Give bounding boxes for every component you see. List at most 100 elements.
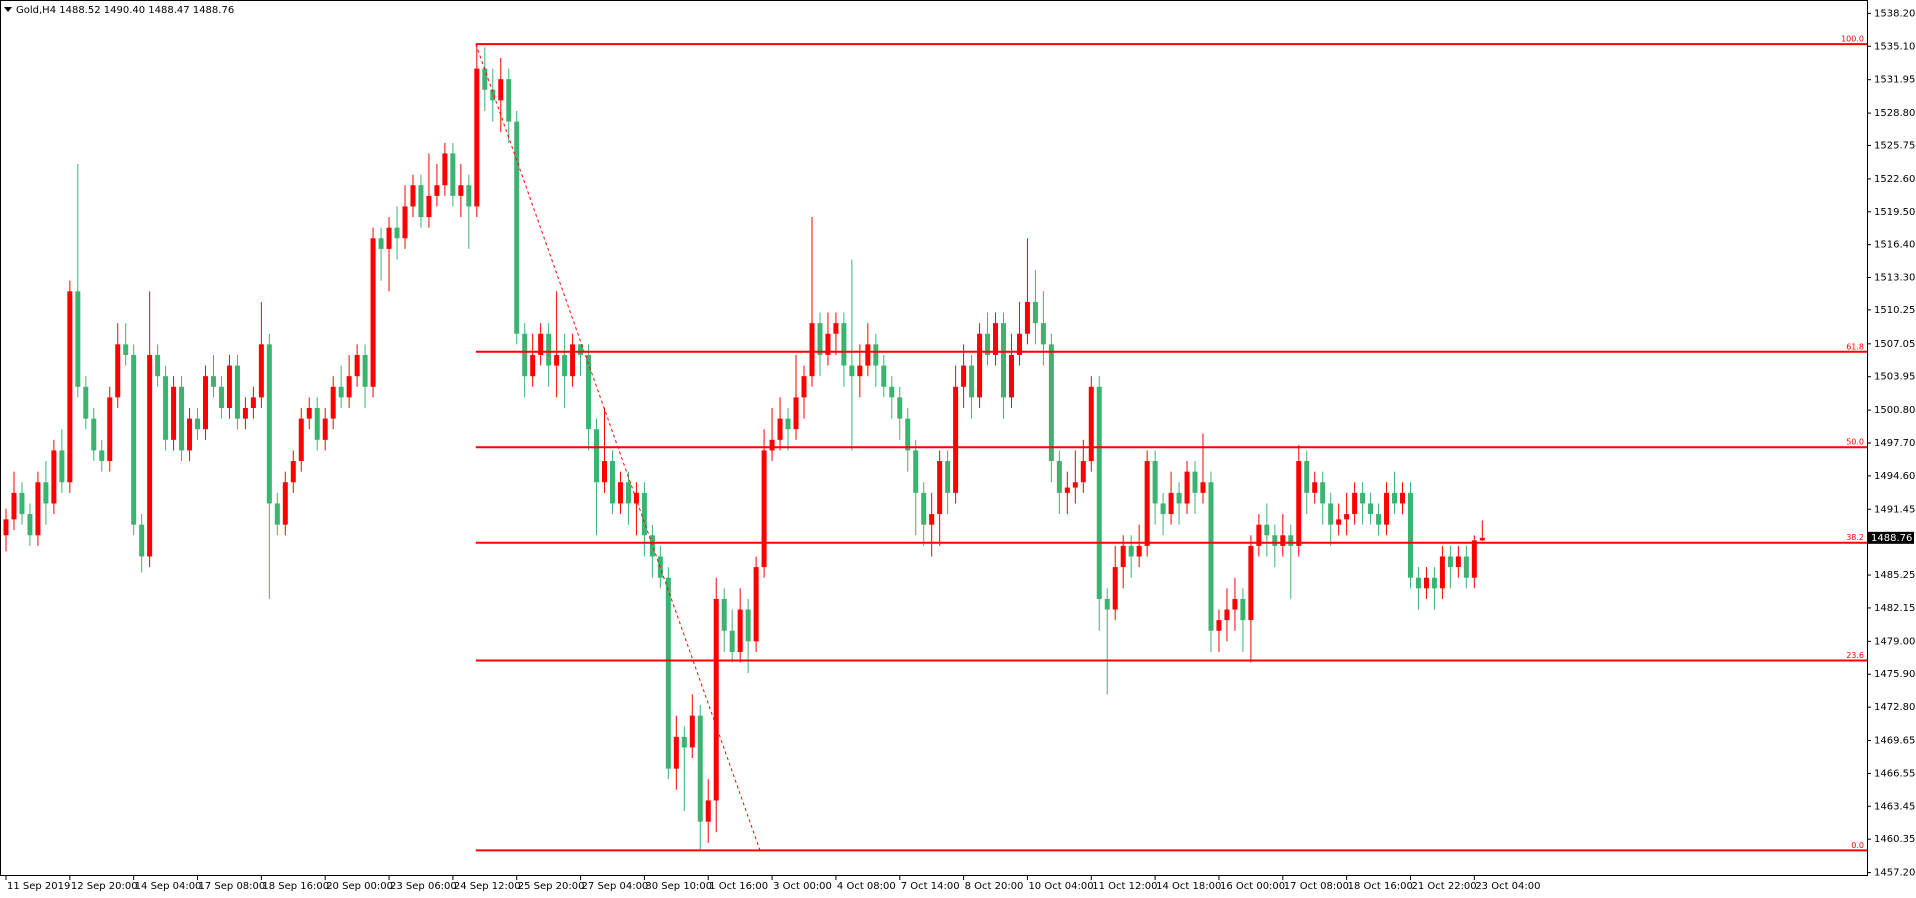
- y-tick-label: 1503.95: [1874, 372, 1915, 383]
- y-tick-label: 1538.20: [1874, 8, 1915, 19]
- y-tick-label: 1491.45: [1874, 504, 1915, 515]
- candle-body: [322, 418, 328, 440]
- candle-body: [1479, 537, 1485, 541]
- candle-body: [1344, 514, 1350, 520]
- candle-body: [697, 715, 703, 822]
- x-tick-label: 4 Oct 08:00: [837, 881, 896, 892]
- candle-body: [378, 238, 384, 249]
- candle-body: [522, 333, 528, 377]
- candle-body: [578, 344, 584, 355]
- fib-label: 100.0: [1841, 35, 1864, 44]
- candle-body: [290, 461, 296, 483]
- fib-label: 50.0: [1846, 438, 1864, 447]
- candle-body: [226, 365, 232, 408]
- last-price-box: [1868, 531, 1914, 544]
- candle-body: [889, 386, 895, 398]
- candle-body: [881, 365, 887, 387]
- candle-body: [147, 354, 153, 557]
- y-tick-label: 1460.35: [1874, 834, 1915, 845]
- candle-body: [857, 365, 863, 377]
- x-tick-label: 10 Oct 04:00: [1028, 881, 1093, 892]
- candle-body: [11, 492, 17, 520]
- x-tick-label: 30 Sep 10:00: [645, 881, 712, 892]
- x-tick-label: 21 Oct 22:00: [1411, 881, 1476, 892]
- chart-header: Gold,H4 1488.52 1490.40 1488.47 1488.76: [16, 5, 234, 16]
- candle-body: [1431, 577, 1437, 589]
- x-tick-label: 24 Sep 12:00: [454, 881, 521, 892]
- candle-body: [833, 323, 839, 334]
- candle-body: [1056, 461, 1062, 493]
- candle-body: [641, 492, 647, 536]
- x-tick-label: 17 Sep 08:00: [199, 881, 266, 892]
- candle-body: [1072, 482, 1078, 488]
- candle-body: [1368, 503, 1374, 515]
- candle-body: [179, 386, 185, 451]
- candle-body: [498, 79, 504, 101]
- candle-body: [1104, 598, 1110, 610]
- candle-body: [370, 238, 376, 387]
- candle-body: [977, 333, 983, 398]
- x-tick-label: 18 Sep 16:00: [262, 881, 329, 892]
- candle-body: [1008, 354, 1014, 398]
- x-tick-label: 20 Sep 00:00: [326, 881, 393, 892]
- candle-body: [386, 227, 392, 249]
- candle-body: [1415, 577, 1421, 589]
- candle-body: [1296, 461, 1302, 546]
- candle-body: [75, 291, 81, 387]
- x-tick-label: 18 Oct 16:00: [1348, 881, 1413, 892]
- candle-body: [314, 407, 320, 440]
- x-tick-label: 11 Sep 2019: [7, 881, 70, 892]
- candle-body: [649, 535, 655, 557]
- y-tick-label: 1513.30: [1874, 273, 1915, 284]
- x-tick-label: 14 Oct 18:00: [1156, 881, 1221, 892]
- x-tick-label: 14 Sep 04:00: [135, 881, 202, 892]
- candle-body: [1280, 535, 1286, 546]
- candle-body: [594, 429, 600, 483]
- fib-label: 0.0: [1851, 841, 1864, 850]
- candle-body: [1088, 386, 1094, 462]
- candle-body: [330, 386, 336, 419]
- x-tick-label: 17 Oct 08:00: [1284, 881, 1349, 892]
- candle-body: [1192, 471, 1198, 493]
- candle-body: [1240, 598, 1246, 621]
- fib-label: 38.2: [1846, 533, 1864, 542]
- candle-body: [586, 354, 592, 430]
- candle-body: [681, 736, 687, 748]
- candle-body: [921, 492, 927, 525]
- candle-body: [346, 376, 352, 398]
- candle-body: [442, 153, 448, 186]
- candle-body: [1200, 482, 1206, 493]
- candle-body: [1112, 567, 1118, 610]
- fib-label: 61.8: [1846, 342, 1864, 351]
- candle-body: [402, 206, 408, 239]
- candle-body: [554, 354, 560, 366]
- y-tick-label: 1463.45: [1874, 801, 1915, 812]
- candle-body: [801, 376, 807, 398]
- y-tick-label: 1528.80: [1874, 108, 1915, 119]
- candle-body: [1152, 461, 1158, 504]
- candle-body: [1463, 556, 1469, 578]
- candle-body: [562, 354, 568, 377]
- candle-body: [1248, 545, 1254, 621]
- y-tick-label: 1522.60: [1874, 174, 1915, 185]
- y-tick-label: 1457.20: [1874, 868, 1915, 879]
- candle-body: [1304, 461, 1310, 493]
- candle-body: [1392, 492, 1398, 504]
- x-tick-label: 8 Oct 20:00: [965, 881, 1024, 892]
- y-tick-label: 1485.25: [1874, 570, 1915, 581]
- candle-body: [1455, 556, 1461, 568]
- candle-body: [203, 376, 208, 430]
- candle-body: [1048, 344, 1054, 462]
- candle-body: [609, 461, 615, 504]
- y-tick-label: 1466.55: [1874, 768, 1915, 779]
- candle-body: [474, 68, 480, 207]
- x-tick-label: 11 Oct 12:00: [1092, 881, 1157, 892]
- x-tick-label: 23 Sep 06:00: [390, 881, 457, 892]
- candle-body: [1144, 461, 1150, 546]
- x-tick-label: 1 Oct 16:00: [709, 881, 768, 892]
- candle-body: [1128, 545, 1134, 557]
- candle-body: [1312, 482, 1318, 493]
- candle-body: [825, 333, 831, 355]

━━━━━━━━━━━━━━━━━━━━

▶ _Task requirements_
From the records above, extract every line that contains the string "component", treating uppercase and lowercase letters as distinct.

▶ _Task response_
Give bounding boxes for every component you see. List at most 100 elements.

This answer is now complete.